**WHAT IS BEING ASKED**
All lines in which the word "Ambient" occurs are to be extracted.

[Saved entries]

## Start

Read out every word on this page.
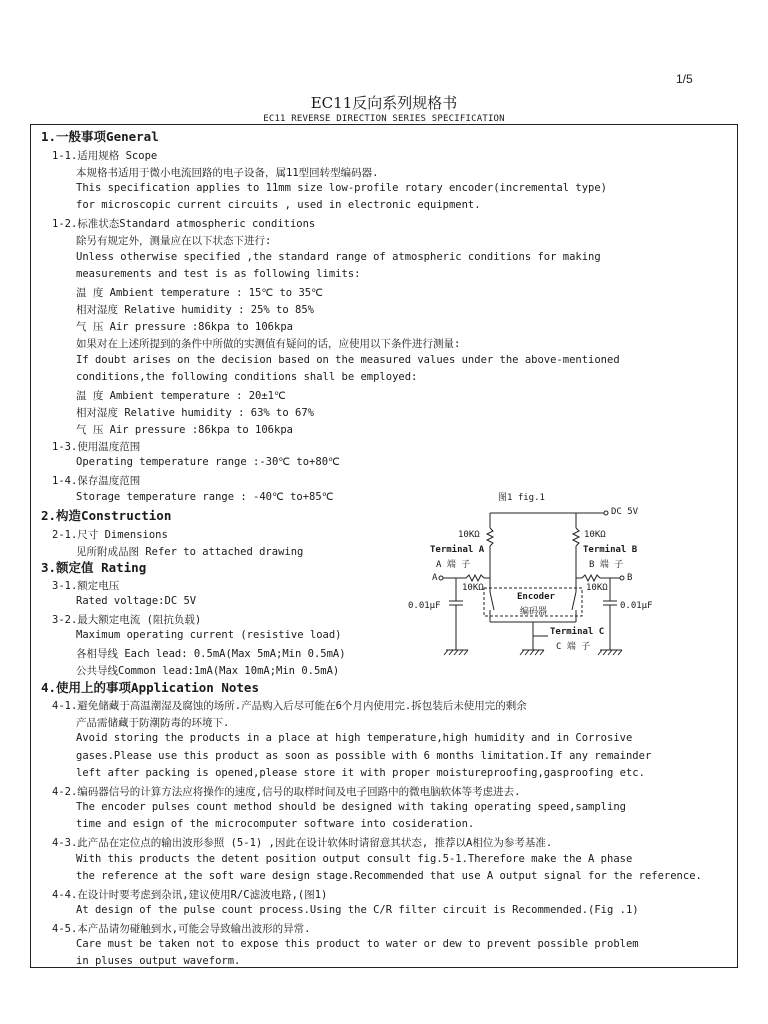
1/5
EC11反向系列规格书
EC11 REVERSE DIRECTION SERIES SPECIFICATION
1.一般事项General
1-1.适用规格 Scope
本规格书适用于微小电流回路的电子设备，属11型回转型编码器.
This specification applies to 11mm size low-profile rotary encoder(incremental type)
for microscopic current circuits , used in electronic equipment.
1-2.标准状态Standard atmospheric conditions
除另有规定外，测量应在以下状态下进行:
Unless otherwise specified ,the standard range of atmospheric conditions for making
measurements and test is as following limits:
温 度 Ambient temperature : 15℃ to 35℃
相对湿度 Relative humidity : 25% to 85%
气 压 Air pressure :86kpa to 106kpa
如果对在上述所提到的条件中所做的实测值有疑问的话，应使用以下条件进行测量:
If doubt arises on the decision based on the measured values under the above-mentioned
conditions,the following conditions shall be employed:
温 度 Ambient temperature : 20±1℃
相对湿度 Relative humidity : 63% to 67%
气 压 Air pressure :86kpa to 106kpa
1-3.使用温度范围
Operating temperature range :-30℃ to+80℃
1-4.保存温度范围
Storage temperature range : -40℃ to+85℃
2.构造Construction
2-1.尺寸 Dimensions
见所附成品图 Refer to attached drawing
3.额定值 Rating
3-1.额定电压
Rated voltage:DC 5V
3-2.最大额定电流 (阻抗负载)
Maximum operating current (resistive load)
各相导线 Each lead: 0.5mA(Max 5mA;Min 0.5mA)
公共导线Common lead:1mA(Max 10mA;Min 0.5mA)
图1 fig.1
DC 5V
10KΩ	10KΩ
Terminal A
A 端 子
Terminal B
B 端 子
A	B
10KΩ	10KΩ
0.01μF	0.01μF
Encoder
编码器
Terminal C
C 端 子
4.使用上的事项Application Notes
4-1.避免储藏于高温潮湿及腐蚀的场所.产品购入后尽可能在6个月内使用完.拆包装后未使用完的剩余
产品需储藏于防潮防毒的环境下.
Avoid storing the products in a place at high temperature,high humidity and in Corrosive
gases.Please use this product as soon as possible with 6 months limitation.If any remainder
left after packing is opened,please store it with proper moistureproofing,gasproofing etc.
4-2.编码器信号的计算方法应将操作的速度,信号的取样时间及电子回路中的微电脑软体等考虑进去.
The encoder pulses count method should be designed with taking operating speed,sampling
time and esign of the microcomputer software into cosideration.
4-3.此产品在定位点的输出波形参照 (5-1) ,因此在设计软体时请留意其状态, 推荐以A相位为参考基准.
With this products the detent position output consult fig.5-1.Therefore make the A phase
the reference at the soft ware design stage.Recommended that use A output signal for the reference.
4-4.在设计时要考虑到杂讯,建议使用R/C滤波电路,(图1)
At design of the pulse count process.Using the C/R filter circuit is Recommended.(Fig .1)
4-5.本产品请勿碰触到水,可能会导致输出波形的异常.
Care must be taken not to expose this product to water or dew to prevent possible problem
in pluses output waveform.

## End

**RESULT FOR THIS TASK**
温 度 Ambient temperature : 15℃ to 35℃
温 度 Ambient temperature : 20±1℃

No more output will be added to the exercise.